-- START OF RECORDS PROVIDED --

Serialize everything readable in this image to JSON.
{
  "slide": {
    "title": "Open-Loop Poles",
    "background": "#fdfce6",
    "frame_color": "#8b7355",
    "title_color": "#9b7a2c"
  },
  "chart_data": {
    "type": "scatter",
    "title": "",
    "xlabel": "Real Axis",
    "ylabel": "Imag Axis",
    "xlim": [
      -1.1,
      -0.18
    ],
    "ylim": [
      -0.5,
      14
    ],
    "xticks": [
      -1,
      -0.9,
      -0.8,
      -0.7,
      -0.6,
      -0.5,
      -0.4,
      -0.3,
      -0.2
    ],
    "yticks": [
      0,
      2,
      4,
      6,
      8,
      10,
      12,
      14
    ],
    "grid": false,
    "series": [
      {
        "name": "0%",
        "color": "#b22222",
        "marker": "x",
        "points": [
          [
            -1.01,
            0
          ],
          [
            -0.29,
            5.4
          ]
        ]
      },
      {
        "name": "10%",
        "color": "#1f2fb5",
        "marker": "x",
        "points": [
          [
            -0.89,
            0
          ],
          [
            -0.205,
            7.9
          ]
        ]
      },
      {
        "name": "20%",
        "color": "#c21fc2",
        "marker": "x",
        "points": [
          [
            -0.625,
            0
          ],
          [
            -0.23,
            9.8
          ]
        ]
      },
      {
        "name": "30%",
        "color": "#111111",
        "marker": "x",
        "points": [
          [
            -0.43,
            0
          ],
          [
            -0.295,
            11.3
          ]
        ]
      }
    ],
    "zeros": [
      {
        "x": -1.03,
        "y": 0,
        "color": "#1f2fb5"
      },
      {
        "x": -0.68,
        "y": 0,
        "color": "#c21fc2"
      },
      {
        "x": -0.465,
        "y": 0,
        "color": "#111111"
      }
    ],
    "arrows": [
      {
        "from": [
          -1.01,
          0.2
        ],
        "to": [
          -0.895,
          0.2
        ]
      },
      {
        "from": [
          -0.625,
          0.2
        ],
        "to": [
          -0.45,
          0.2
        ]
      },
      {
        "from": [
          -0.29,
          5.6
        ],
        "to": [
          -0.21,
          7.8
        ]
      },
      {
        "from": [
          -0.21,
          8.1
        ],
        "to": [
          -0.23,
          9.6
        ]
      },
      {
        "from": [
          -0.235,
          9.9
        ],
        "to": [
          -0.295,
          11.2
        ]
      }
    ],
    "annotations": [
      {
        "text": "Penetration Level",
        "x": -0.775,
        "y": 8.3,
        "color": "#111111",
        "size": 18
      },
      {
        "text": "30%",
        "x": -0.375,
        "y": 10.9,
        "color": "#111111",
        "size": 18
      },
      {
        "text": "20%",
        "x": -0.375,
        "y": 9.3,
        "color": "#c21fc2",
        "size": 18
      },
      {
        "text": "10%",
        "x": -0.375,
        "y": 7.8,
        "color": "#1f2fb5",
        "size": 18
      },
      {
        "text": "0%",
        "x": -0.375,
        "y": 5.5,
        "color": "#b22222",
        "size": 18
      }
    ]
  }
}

-- END OF RECORDS PROVIDED --

### WHAT YOU WILL DO
Using the data above, repeat every line exactly.

### RESPONSE TO THE EXERCISE
Serialize everything readable in this image to JSON.
{
  "slide": {
    "title": "Open-Loop Poles",
    "background": "#fdfce6",
    "frame_color": "#8b7355",
    "title_color": "#9b7a2c"
  },
  "chart_data": {
    "type": "scatter",
    "title": "",
    "xlabel": "Real Axis",
    "ylabel": "Imag Axis",
    "xlim": [
      -1.1,
      -0.18
    ],
    "ylim": [
      -0.5,
      14
    ],
    "xticks": [
      -1,
      -0.9,
      -0.8,
      -0.7,
      -0.6,
      -0.5,
      -0.4,
      -0.3,
      -0.2
    ],
    "yticks": [
      0,
      2,
      4,
      6,
      8,
      10,
      12,
      14
    ],
    "grid": false,
    "series": [
      {
        "name": "0%",
        "color": "#b22222",
        "marker": "x",
        "points": [
          [
            -1.01,
            0
          ],
          [
            -0.29,
            5.4
          ]
        ]
      },
      {
        "name": "10%",
        "color": "#1f2fb5",
        "marker": "x",
        "points": [
          [
            -0.89,
            0
          ],
          [
            -0.205,
            7.9
          ]
        ]
      },
      {
        "name": "20%",
        "color": "#c21fc2",
        "marker": "x",
        "points": [
          [
            -0.625,
            0
          ],
          [
            -0.23,
            9.8
          ]
        ]
      },
      {
        "name": "30%",
        "color": "#111111",
        "marker": "x",
        "points": [
          [
            -0.43,
            0
          ],
          [
            -0.295,
            11.3
          ]
        ]
      }
    ],
    "zeros": [
      {
        "x": -1.03,
        "y": 0,
        "color": "#1f2fb5"
      },
      {
        "x": -0.68,
        "y": 0,
        "color": "#c21fc2"
      },
      {
        "x": -0.465,
        "y": 0,
        "color": "#111111"
      }
    ],
    "arrows": [
      {
        "from": [
          -1.01,
          0.2
        ],
        "to": [
          -0.895,
          0.2
        ]
      },
      {
        "from": [
          -0.625,
          0.2
        ],
        "to": [
          -0.45,
          0.2
        ]
      },
      {
        "from": [
          -0.29,
          5.6
        ],
        "to": [
          -0.21,
          7.8
        ]
      },
      {
        "from": [
          -0.21,
          8.1
        ],
        "to": [
          -0.23,
          9.6
        ]
      },
      {
        "from": [
          -0.235,
          9.9
        ],
        "to": [
          -0.295,
          11.2
        ]
      }
    ],
    "annotations": [
      {
        "text": "Penetration Level",
        "x": -0.775,
        "y": 8.3,
        "color": "#111111",
        "size": 18
      },
      {
        "text": "30%",
        "x": -0.375,
        "y": 10.9,
        "color": "#111111",
        "size": 18
      },
      {
        "text": "20%",
        "x": -0.375,
        "y": 9.3,
        "color": "#c21fc2",
        "size": 18
      },
      {
        "text": "10%",
        "x": -0.375,
        "y": 7.8,
        "color": "#1f2fb5",
        "size": 18
      },
      {
        "text": "0%",
        "x": -0.375,
        "y": 5.5,
        "color": "#b22222",
        "size": 18
      }
    ]
  }
}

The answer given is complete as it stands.